**Exercise objective:** Please write out the material below exactly as given.

--- Source records ---

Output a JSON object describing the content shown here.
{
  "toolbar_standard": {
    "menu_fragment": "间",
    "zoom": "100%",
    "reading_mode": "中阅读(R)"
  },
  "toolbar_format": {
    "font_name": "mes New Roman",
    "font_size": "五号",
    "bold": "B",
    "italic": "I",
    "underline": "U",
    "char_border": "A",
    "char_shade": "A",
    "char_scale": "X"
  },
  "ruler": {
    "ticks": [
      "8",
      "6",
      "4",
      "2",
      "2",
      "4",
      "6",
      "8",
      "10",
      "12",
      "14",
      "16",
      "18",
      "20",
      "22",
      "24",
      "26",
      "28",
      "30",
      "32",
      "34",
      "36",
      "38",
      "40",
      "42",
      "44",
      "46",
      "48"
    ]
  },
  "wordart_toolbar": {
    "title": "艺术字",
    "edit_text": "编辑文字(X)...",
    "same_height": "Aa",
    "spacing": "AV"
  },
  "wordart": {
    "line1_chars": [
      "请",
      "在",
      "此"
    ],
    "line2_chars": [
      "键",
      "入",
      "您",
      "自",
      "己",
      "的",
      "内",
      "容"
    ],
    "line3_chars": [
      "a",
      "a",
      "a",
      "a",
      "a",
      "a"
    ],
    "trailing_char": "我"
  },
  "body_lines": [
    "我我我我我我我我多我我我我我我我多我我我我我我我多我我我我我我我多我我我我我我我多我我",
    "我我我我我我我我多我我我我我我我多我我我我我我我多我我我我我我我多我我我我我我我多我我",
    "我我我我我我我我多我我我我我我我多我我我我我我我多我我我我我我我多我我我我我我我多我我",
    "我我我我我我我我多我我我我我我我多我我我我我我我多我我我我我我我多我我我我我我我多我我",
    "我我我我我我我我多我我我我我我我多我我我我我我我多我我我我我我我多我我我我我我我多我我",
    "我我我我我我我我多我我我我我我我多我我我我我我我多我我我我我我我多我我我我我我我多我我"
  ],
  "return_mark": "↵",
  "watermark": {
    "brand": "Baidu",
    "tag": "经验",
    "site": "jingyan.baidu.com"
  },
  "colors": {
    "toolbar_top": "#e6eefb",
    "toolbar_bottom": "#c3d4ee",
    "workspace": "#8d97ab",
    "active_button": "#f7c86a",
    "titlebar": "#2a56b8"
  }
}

---

**Result of the task:**
Output a JSON object describing the content shown here.
{
  "toolbar_standard": {
    "menu_fragment": "间",
    "zoom": "100%",
    "reading_mode": "中阅读(R)"
  },
  "toolbar_format": {
    "font_name": "mes New Roman",
    "font_size": "五号",
    "bold": "B",
    "italic": "I",
    "underline": "U",
    "char_border": "A",
    "char_shade": "A",
    "char_scale": "X"
  },
  "ruler": {
    "ticks": [
      "8",
      "6",
      "4",
      "2",
      "2",
      "4",
      "6",
      "8",
      "10",
      "12",
      "14",
      "16",
      "18",
      "20",
      "22",
      "24",
      "26",
      "28",
      "30",
      "32",
      "34",
      "36",
      "38",
      "40",
      "42",
      "44",
      "46",
      "48"
    ]
  },
  "wordart_toolbar": {
    "title": "艺术字",
    "edit_text": "编辑文字(X)...",
    "same_height": "Aa",
    "spacing": "AV"
  },
  "wordart": {
    "line1_chars": [
      "请",
      "在",
      "此"
    ],
    "line2_chars": [
      "键",
      "入",
      "您",
      "自",
      "己",
      "的",
      "内",
      "容"
    ],
    "line3_chars": [
      "a",
      "a",
      "a",
      "a",
      "a",
      "a"
    ],
    "trailing_char": "我"
  },
  "body_lines": [
    "我我我我我我我我多我我我我我我我多我我我我我我我多我我我我我我我多我我我我我我我多我我",
    "我我我我我我我我多我我我我我我我多我我我我我我我多我我我我我我我多我我我我我我我多我我",
    "我我我我我我我我多我我我我我我我多我我我我我我我多我我我我我我我多我我我我我我我多我我",
    "我我我我我我我我多我我我我我我我多我我我我我我我多我我我我我我我多我我我我我我我多我我",
    "我我我我我我我我多我我我我我我我多我我我我我我我多我我我我我我我多我我我我我我我多我我",
    "我我我我我我我我多我我我我我我我多我我我我我我我多我我我我我我我多我我我我我我我多我我"
  ],
  "return_mark": "↵",
  "watermark": {
    "brand": "Baidu",
    "tag": "经验",
    "site": "jingyan.baidu.com"
  },
  "colors": {
    "toolbar_top": "#e6eefb",
    "toolbar_bottom": "#c3d4ee",
    "workspace": "#8d97ab",
    "active_button": "#f7c86a",
    "titlebar": "#2a56b8"
  }
}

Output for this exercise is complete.